* WORK TO DO *
Every line below is to be copied exactly, with the pictures left out.
start RECORDS SUPPLIED
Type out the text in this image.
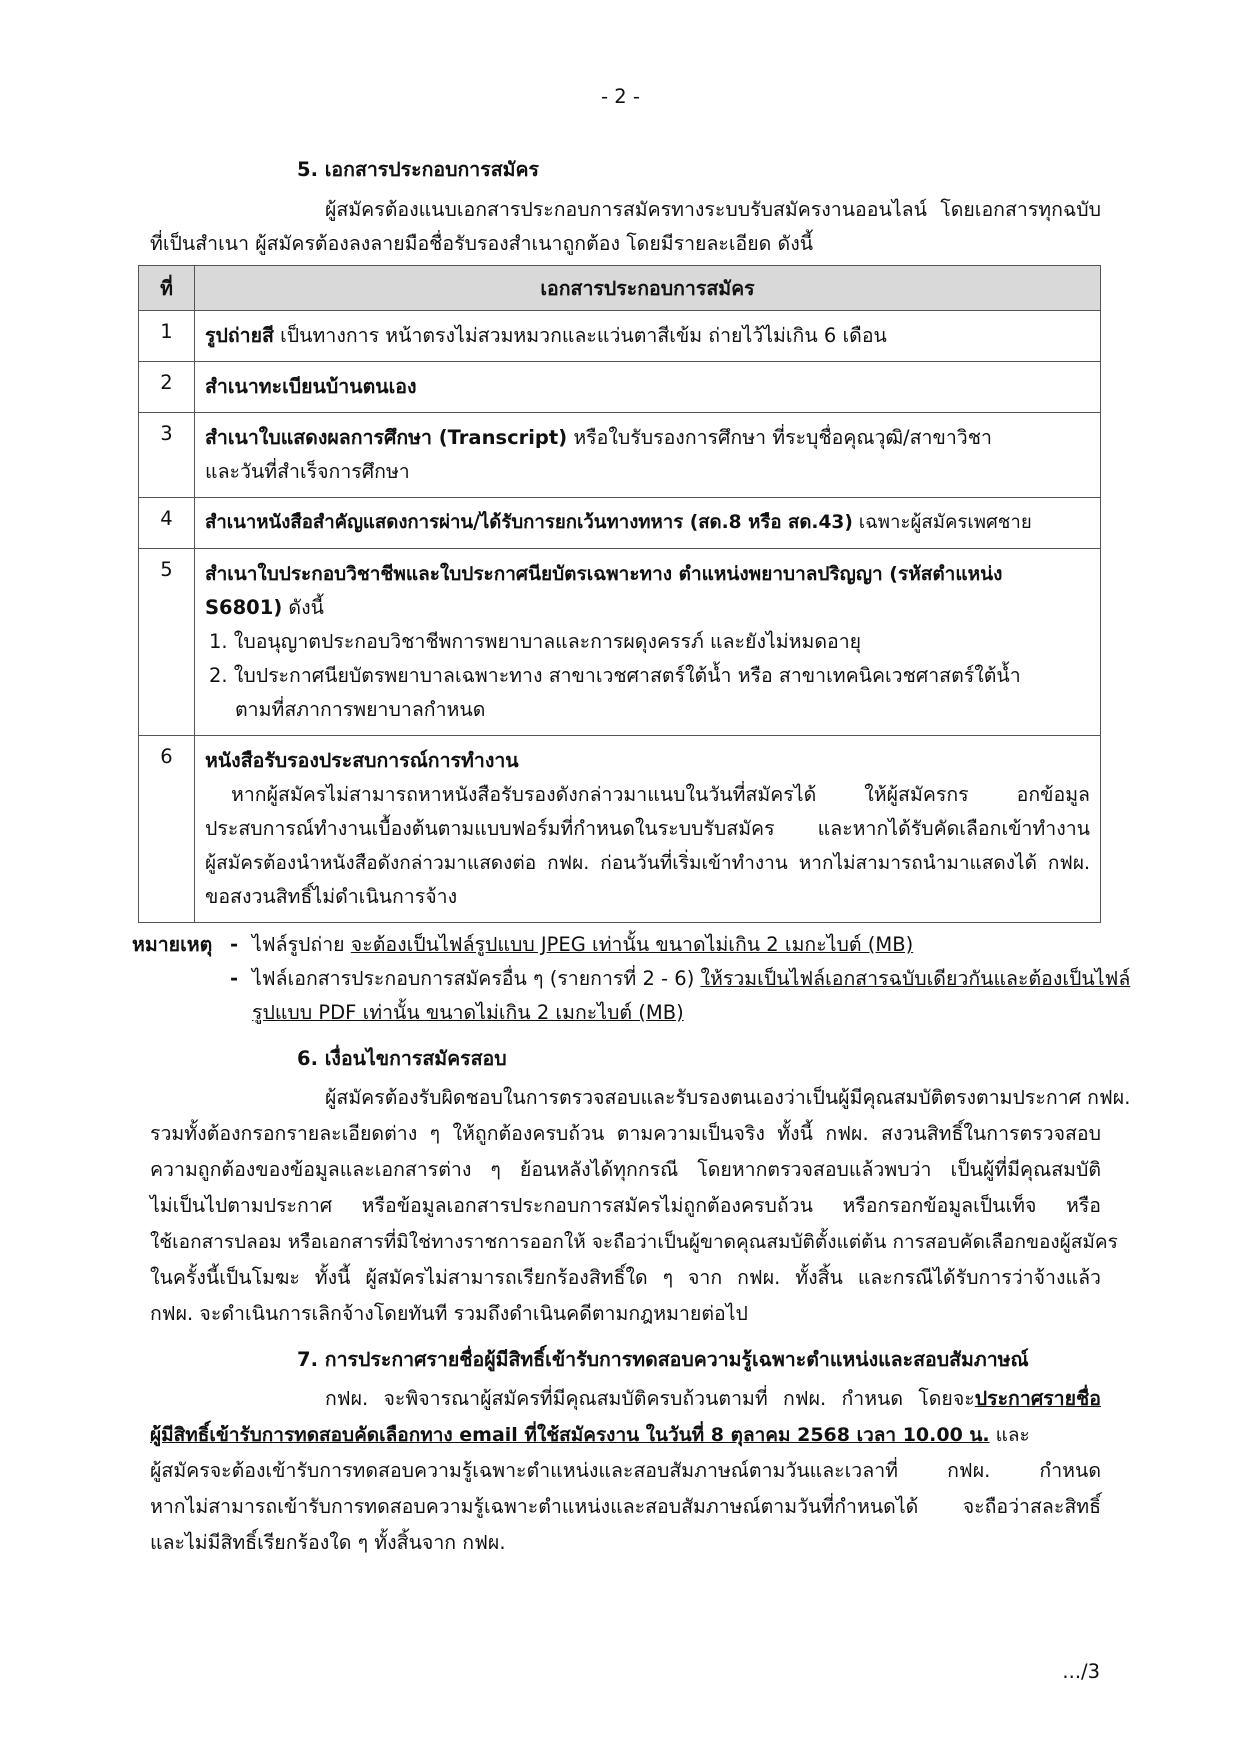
- 2 -
5. เอกสารประกอบการสมัคร
ผู้สมัครต้องแนบเอกสารประกอบการสมัครทางระบบรับสมัครงานออนไลน์ โดยเอกสารทุกฉบับ
ที่เป็นสำเนา ผู้สมัครต้องลงลายมือชื่อรับรองสำเนาถูกต้อง โดยมีรายละเอียด ดังนี้
ที่	เอกสารประกอบการสมัคร
1	รูปถ่ายสี เป็นทางการ หน้าตรงไม่สวมหมวกและแว่นตาสีเข้ม ถ่ายไว้ไม่เกิน 6 เดือน
2	สำเนาทะเบียนบ้านตนเอง
3	สำเนาใบแสดงผลการศึกษา (Transcript) หรือใบรับรองการศึกษา ที่ระบุชื่อคุณวุฒิ/สาขาวิชา
และวันที่สำเร็จการศึกษา

4	สำเนาหนังสือสำคัญแสดงการผ่าน/ได้รับการยกเว้นทางทหาร (สด.8 หรือ สด.43) เฉพาะผู้สมัครเพศชาย
5	สำเนาใบประกอบวิชาชีพและใบประกาศนียบัตรเฉพาะทาง ตำแหน่งพยาบาลปริญญา (รหัสตำแหน่ง
S6801) ดังนี้
1. ใบอนุญาตประกอบวิชาชีพการพยาบาลและการผดุงครรภ์ และยังไม่หมดอายุ
2. ใบประกาศนียบัตรพยาบาลเฉพาะทาง สาขาเวชศาสตร์ใต้น้ำ หรือ สาขาเทคนิคเวชศาสตร์ใต้น้ำ
ตามที่สภาการพยาบาลกำหนด

6	หนังสือรับรองประสบการณ์การทำงาน
หากผู้สมัครไม่สามารถหาหนังสือรับรองดังกล่าวมาแนบในวันที่สมัครได้ ให้ผู้สมัครกร อกข้อมูล
ประสบการณ์ทำงานเบื้องต้นตามแบบฟอร์มที่กำหนดในระบบรับสมัคร และหากได้รับคัดเลือกเข้าทำงาน
ผู้สมัครต้องนำหนังสือดังกล่าวมาแสดงต่อ กฟผ. ก่อนวันที่เริ่มเข้าทำงาน หากไม่สามารถนำมาแสดงได้ กฟผ.
ขอสงวนสิทธิ์ไม่ดำเนินการจ้าง
หมายเหตุ - ไฟล์รูปถ่าย จะต้องเป็นไฟล์รูปแบบ JPEG เท่านั้น ขนาดไม่เกิน 2 เมกะไบต์ (MB)
- ไฟล์เอกสารประกอบการสมัครอื่น ๆ (รายการที่ 2 - 6) ให้รวมเป็นไฟล์เอกสารฉบับเดียวกันและต้องเป็นไฟล์
รูปแบบ PDF เท่านั้น ขนาดไม่เกิน 2 เมกะไบต์ (MB)
6. เงื่อนไขการสมัครสอบ
ผู้สมัครต้องรับผิดชอบในการตรวจสอบและรับรองตนเองว่าเป็นผู้มีคุณสมบัติตรงตามประกาศ กฟผ.
รวมทั้งต้องกรอกรายละเอียดต่าง ๆ ให้ถูกต้องครบถ้วน ตามความเป็นจริง ทั้งนี้ กฟผ. สงวนสิทธิ์ในการตรวจสอบ
ความถูกต้องของข้อมูลและเอกสารต่าง ๆ ย้อนหลังได้ทุกกรณี โดยหากตรวจสอบแล้วพบว่า เป็นผู้ที่มีคุณสมบัติ
ไม่เป็นไปตามประกาศ หรือข้อมูลเอกสารประกอบการสมัครไม่ถูกต้องครบถ้วน หรือกรอกข้อมูลเป็นเท็จ หรือ
ใช้เอกสารปลอม หรือเอกสารที่มิใช่ทางราชการออกให้ จะถือว่าเป็นผู้ขาดคุณสมบัติตั้งแต่ต้น การสอบคัดเลือกของผู้สมัคร
ในครั้งนี้เป็นโมฆะ ทั้งนี้ ผู้สมัครไม่สามารถเรียกร้องสิทธิ์ใด ๆ จาก กฟผ. ทั้งสิ้น และกรณีได้รับการว่าจ้างแล้ว
กฟผ. จะดำเนินการเลิกจ้างโดยทันที รวมถึงดำเนินคดีตามกฎหมายต่อไป
7. การประกาศรายชื่อผู้มีสิทธิ์เข้ารับการทดสอบความรู้เฉพาะตำแหน่งและสอบสัมภาษณ์
กฟผ. จะพิจารณาผู้สมัครที่มีคุณสมบัติครบถ้วนตามที่ กฟผ. กำหนด โดยจะประกาศรายชื่อ
ผู้มีสิทธิ์เข้ารับการทดสอบคัดเลือกทาง email ที่ใช้สมัครงาน ในวันที่ 8 ตุลาคม 2568 เวลา 10.00 น. และ
ผู้สมัครจะต้องเข้ารับการทดสอบความรู้เฉพาะตำแหน่งและสอบสัมภาษณ์ตามวันและเวลาที่ กฟผ. กำหนด
หากไม่สามารถเข้ารับการทดสอบความรู้เฉพาะตำแหน่งและสอบสัมภาษณ์ตามวันที่กำหนดได้ จะถือว่าสละสิทธิ์
และไม่มีสิทธิ์เรียกร้องใด ๆ ทั้งสิ้นจาก กฟผ.
.../3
end RECORDS SUPPLIED
* FINAL RESULT *
Type out the text in this image.
- 2 -
5. เอกสารประกอบการสมัคร
ผู้สมัครต้องแนบเอกสารประกอบการสมัครทางระบบรับสมัครงานออนไลน์ โดยเอกสารทุกฉบับ
ที่เป็นสำเนา ผู้สมัครต้องลงลายมือชื่อรับรองสำเนาถูกต้อง โดยมีรายละเอียด ดังนี้
ที่	เอกสารประกอบการสมัคร
1	รูปถ่ายสี เป็นทางการ หน้าตรงไม่สวมหมวกและแว่นตาสีเข้ม ถ่ายไว้ไม่เกิน 6 เดือน
2	สำเนาทะเบียนบ้านตนเอง
3	สำเนาใบแสดงผลการศึกษา (Transcript) หรือใบรับรองการศึกษา ที่ระบุชื่อคุณวุฒิ/สาขาวิชา
และวันที่สำเร็จการศึกษา

4	สำเนาหนังสือสำคัญแสดงการผ่าน/ได้รับการยกเว้นทางทหาร (สด.8 หรือ สด.43) เฉพาะผู้สมัครเพศชาย
5	สำเนาใบประกอบวิชาชีพและใบประกาศนียบัตรเฉพาะทาง ตำแหน่งพยาบาลปริญญา (รหัสตำแหน่ง
S6801) ดังนี้
1. ใบอนุญาตประกอบวิชาชีพการพยาบาลและการผดุงครรภ์ และยังไม่หมดอายุ
2. ใบประกาศนียบัตรพยาบาลเฉพาะทาง สาขาเวชศาสตร์ใต้น้ำ หรือ สาขาเทคนิคเวชศาสตร์ใต้น้ำ
ตามที่สภาการพยาบาลกำหนด

6	หนังสือรับรองประสบการณ์การทำงาน
หากผู้สมัครไม่สามารถหาหนังสือรับรองดังกล่าวมาแนบในวันที่สมัครได้ ให้ผู้สมัครกร อกข้อมูล
ประสบการณ์ทำงานเบื้องต้นตามแบบฟอร์มที่กำหนดในระบบรับสมัคร และหากได้รับคัดเลือกเข้าทำงาน
ผู้สมัครต้องนำหนังสือดังกล่าวมาแสดงต่อ กฟผ. ก่อนวันที่เริ่มเข้าทำงาน หากไม่สามารถนำมาแสดงได้ กฟผ.
ขอสงวนสิทธิ์ไม่ดำเนินการจ้าง
หมายเหตุ - ไฟล์รูปถ่าย จะต้องเป็นไฟล์รูปแบบ JPEG เท่านั้น ขนาดไม่เกิน 2 เมกะไบต์ (MB)
- ไฟล์เอกสารประกอบการสมัครอื่น ๆ (รายการที่ 2 - 6) ให้รวมเป็นไฟล์เอกสารฉบับเดียวกันและต้องเป็นไฟล์
รูปแบบ PDF เท่านั้น ขนาดไม่เกิน 2 เมกะไบต์ (MB)
6. เงื่อนไขการสมัครสอบ
ผู้สมัครต้องรับผิดชอบในการตรวจสอบและรับรองตนเองว่าเป็นผู้มีคุณสมบัติตรงตามประกาศ กฟผ.
รวมทั้งต้องกรอกรายละเอียดต่าง ๆ ให้ถูกต้องครบถ้วน ตามความเป็นจริง ทั้งนี้ กฟผ. สงวนสิทธิ์ในการตรวจสอบ
ความถูกต้องของข้อมูลและเอกสารต่าง ๆ ย้อนหลังได้ทุกกรณี โดยหากตรวจสอบแล้วพบว่า เป็นผู้ที่มีคุณสมบัติ
ไม่เป็นไปตามประกาศ หรือข้อมูลเอกสารประกอบการสมัครไม่ถูกต้องครบถ้วน หรือกรอกข้อมูลเป็นเท็จ หรือ
ใช้เอกสารปลอม หรือเอกสารที่มิใช่ทางราชการออกให้ จะถือว่าเป็นผู้ขาดคุณสมบัติตั้งแต่ต้น การสอบคัดเลือกของผู้สมัคร
ในครั้งนี้เป็นโมฆะ ทั้งนี้ ผู้สมัครไม่สามารถเรียกร้องสิทธิ์ใด ๆ จาก กฟผ. ทั้งสิ้น และกรณีได้รับการว่าจ้างแล้ว
กฟผ. จะดำเนินการเลิกจ้างโดยทันที รวมถึงดำเนินคดีตามกฎหมายต่อไป
7. การประกาศรายชื่อผู้มีสิทธิ์เข้ารับการทดสอบความรู้เฉพาะตำแหน่งและสอบสัมภาษณ์
กฟผ. จะพิจารณาผู้สมัครที่มีคุณสมบัติครบถ้วนตามที่ กฟผ. กำหนด โดยจะประกาศรายชื่อ
ผู้มีสิทธิ์เข้ารับการทดสอบคัดเลือกทาง email ที่ใช้สมัครงาน ในวันที่ 8 ตุลาคม 2568 เวลา 10.00 น. และ
ผู้สมัครจะต้องเข้ารับการทดสอบความรู้เฉพาะตำแหน่งและสอบสัมภาษณ์ตามวันและเวลาที่ กฟผ. กำหนด
หากไม่สามารถเข้ารับการทดสอบความรู้เฉพาะตำแหน่งและสอบสัมภาษณ์ตามวันที่กำหนดได้ จะถือว่าสละสิทธิ์
และไม่มีสิทธิ์เรียกร้องใด ๆ ทั้งสิ้นจาก กฟผ.
.../3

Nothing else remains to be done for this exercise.